# Entries supplied:
^^^^^^^^

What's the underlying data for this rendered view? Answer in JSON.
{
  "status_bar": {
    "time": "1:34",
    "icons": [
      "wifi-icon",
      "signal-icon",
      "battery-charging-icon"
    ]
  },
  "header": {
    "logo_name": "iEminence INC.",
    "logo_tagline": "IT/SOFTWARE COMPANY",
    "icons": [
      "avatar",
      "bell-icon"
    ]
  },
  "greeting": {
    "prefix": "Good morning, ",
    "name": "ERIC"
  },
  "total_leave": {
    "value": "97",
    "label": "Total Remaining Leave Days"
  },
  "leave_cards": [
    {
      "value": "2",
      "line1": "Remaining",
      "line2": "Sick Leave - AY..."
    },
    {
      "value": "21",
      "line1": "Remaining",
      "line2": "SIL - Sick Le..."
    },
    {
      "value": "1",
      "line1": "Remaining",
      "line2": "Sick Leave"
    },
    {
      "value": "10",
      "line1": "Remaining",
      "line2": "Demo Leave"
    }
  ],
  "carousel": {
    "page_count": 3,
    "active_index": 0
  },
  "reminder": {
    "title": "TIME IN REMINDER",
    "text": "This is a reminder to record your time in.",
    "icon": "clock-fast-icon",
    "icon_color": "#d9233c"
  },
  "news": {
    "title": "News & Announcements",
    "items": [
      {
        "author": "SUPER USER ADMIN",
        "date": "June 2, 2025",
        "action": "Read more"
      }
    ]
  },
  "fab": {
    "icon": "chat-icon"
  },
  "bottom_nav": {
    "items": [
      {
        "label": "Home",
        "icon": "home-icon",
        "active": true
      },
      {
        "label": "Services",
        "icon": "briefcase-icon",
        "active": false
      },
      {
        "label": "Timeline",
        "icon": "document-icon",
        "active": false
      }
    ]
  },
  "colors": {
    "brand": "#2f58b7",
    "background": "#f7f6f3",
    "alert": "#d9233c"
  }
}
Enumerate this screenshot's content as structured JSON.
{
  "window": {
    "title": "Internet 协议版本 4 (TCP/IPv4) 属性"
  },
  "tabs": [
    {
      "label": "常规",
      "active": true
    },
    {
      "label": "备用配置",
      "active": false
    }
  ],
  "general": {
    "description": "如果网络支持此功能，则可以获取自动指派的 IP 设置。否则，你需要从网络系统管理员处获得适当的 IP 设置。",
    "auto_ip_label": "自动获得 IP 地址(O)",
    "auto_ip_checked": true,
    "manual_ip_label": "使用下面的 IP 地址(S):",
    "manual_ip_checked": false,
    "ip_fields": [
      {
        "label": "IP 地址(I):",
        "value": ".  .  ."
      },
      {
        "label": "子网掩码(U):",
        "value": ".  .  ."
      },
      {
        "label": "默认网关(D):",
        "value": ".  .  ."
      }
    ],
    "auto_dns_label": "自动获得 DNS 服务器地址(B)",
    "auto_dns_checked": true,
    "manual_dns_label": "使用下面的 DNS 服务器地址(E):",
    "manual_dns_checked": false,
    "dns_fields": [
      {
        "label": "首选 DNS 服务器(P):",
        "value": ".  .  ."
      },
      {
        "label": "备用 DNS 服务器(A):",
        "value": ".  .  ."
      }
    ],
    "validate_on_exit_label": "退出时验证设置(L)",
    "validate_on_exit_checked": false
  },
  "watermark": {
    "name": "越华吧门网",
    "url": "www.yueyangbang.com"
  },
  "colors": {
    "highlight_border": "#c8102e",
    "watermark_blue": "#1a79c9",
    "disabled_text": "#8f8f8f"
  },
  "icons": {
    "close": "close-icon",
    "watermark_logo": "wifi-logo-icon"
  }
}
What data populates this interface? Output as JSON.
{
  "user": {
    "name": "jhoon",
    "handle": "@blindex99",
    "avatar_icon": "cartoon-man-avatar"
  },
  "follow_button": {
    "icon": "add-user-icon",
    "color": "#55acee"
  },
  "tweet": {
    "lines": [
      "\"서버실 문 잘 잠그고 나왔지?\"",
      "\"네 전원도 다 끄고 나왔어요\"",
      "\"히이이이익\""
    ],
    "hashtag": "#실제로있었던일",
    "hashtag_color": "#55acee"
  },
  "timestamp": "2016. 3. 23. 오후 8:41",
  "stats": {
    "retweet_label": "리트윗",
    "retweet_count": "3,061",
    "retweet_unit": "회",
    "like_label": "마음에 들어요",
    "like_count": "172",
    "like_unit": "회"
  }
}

^^^^^^^^

# Aim of the exercise:
Reproduce the full listing above, character for character.

# Full output:
What's the underlying data for this rendered view? Answer in JSON.
{
  "status_bar": {
    "time": "1:34",
    "icons": [
      "wifi-icon",
      "signal-icon",
      "battery-charging-icon"
    ]
  },
  "header": {
    "logo_name": "iEminence INC.",
    "logo_tagline": "IT/SOFTWARE COMPANY",
    "icons": [
      "avatar",
      "bell-icon"
    ]
  },
  "greeting": {
    "prefix": "Good morning, ",
    "name": "ERIC"
  },
  "total_leave": {
    "value": "97",
    "label": "Total Remaining Leave Days"
  },
  "leave_cards": [
    {
      "value": "2",
      "line1": "Remaining",
      "line2": "Sick Leave - AY..."
    },
    {
      "value": "21",
      "line1": "Remaining",
      "line2": "SIL - Sick Le..."
    },
    {
      "value": "1",
      "line1": "Remaining",
      "line2": "Sick Leave"
    },
    {
      "value": "10",
      "line1": "Remaining",
      "line2": "Demo Leave"
    }
  ],
  "carousel": {
    "page_count": 3,
    "active_index": 0
  },
  "reminder": {
    "title": "TIME IN REMINDER",
    "text": "This is a reminder to record your time in.",
    "icon": "clock-fast-icon",
    "icon_color": "#d9233c"
  },
  "news": {
    "title": "News & Announcements",
    "items": [
      {
        "author": "SUPER USER ADMIN",
        "date": "June 2, 2025",
        "action": "Read more"
      }
    ]
  },
  "fab": {
    "icon": "chat-icon"
  },
  "bottom_nav": {
    "items": [
      {
        "label": "Home",
        "icon": "home-icon",
        "active": true
      },
      {
        "label": "Services",
        "icon": "briefcase-icon",
        "active": false
      },
      {
        "label": "Timeline",
        "icon": "document-icon",
        "active": false
      }
    ]
  },
  "colors": {
    "brand": "#2f58b7",
    "background": "#f7f6f3",
    "alert": "#d9233c"
  }
}
Enumerate this screenshot's content as structured JSON.
{
  "window": {
    "title": "Internet 协议版本 4 (TCP/IPv4) 属性"
  },
  "tabs": [
    {
      "label": "常规",
      "active": true
    },
    {
      "label": "备用配置",
      "active": false
    }
  ],
  "general": {
    "description": "如果网络支持此功能，则可以获取自动指派的 IP 设置。否则，你需要从网络系统管理员处获得适当的 IP 设置。",
    "auto_ip_label": "自动获得 IP 地址(O)",
    "auto_ip_checked": true,
    "manual_ip_label": "使用下面的 IP 地址(S):",
    "manual_ip_checked": false,
    "ip_fields": [
      {
        "label": "IP 地址(I):",
        "value": ".  .  ."
      },
      {
        "label": "子网掩码(U):",
        "value": ".  .  ."
      },
      {
        "label": "默认网关(D):",
        "value": ".  .  ."
      }
    ],
    "auto_dns_label": "自动获得 DNS 服务器地址(B)",
    "auto_dns_checked": true,
    "manual_dns_label": "使用下面的 DNS 服务器地址(E):",
    "manual_dns_checked": false,
    "dns_fields": [
      {
        "label": "首选 DNS 服务器(P):",
        "value": ".  .  ."
      },
      {
        "label": "备用 DNS 服务器(A):",
        "value": ".  .  ."
      }
    ],
    "validate_on_exit_label": "退出时验证设置(L)",
    "validate_on_exit_checked": false
  },
  "watermark": {
    "name": "越华吧门网",
    "url": "www.yueyangbang.com"
  },
  "colors": {
    "highlight_border": "#c8102e",
    "watermark_blue": "#1a79c9",
    "disabled_text": "#8f8f8f"
  },
  "icons": {
    "close": "close-icon",
    "watermark_logo": "wifi-logo-icon"
  }
}
What data populates this interface? Output as JSON.
{
  "user": {
    "name": "jhoon",
    "handle": "@blindex99",
    "avatar_icon": "cartoon-man-avatar"
  },
  "follow_button": {
    "icon": "add-user-icon",
    "color": "#55acee"
  },
  "tweet": {
    "lines": [
      "\"서버실 문 잘 잠그고 나왔지?\"",
      "\"네 전원도 다 끄고 나왔어요\"",
      "\"히이이이익\""
    ],
    "hashtag": "#실제로있었던일",
    "hashtag_color": "#55acee"
  },
  "timestamp": "2016. 3. 23. 오후 8:41",
  "stats": {
    "retweet_label": "리트윗",
    "retweet_count": "3,061",
    "retweet_unit": "회",
    "like_label": "마음에 들어요",
    "like_count": "172",
    "like_unit": "회"
  }
}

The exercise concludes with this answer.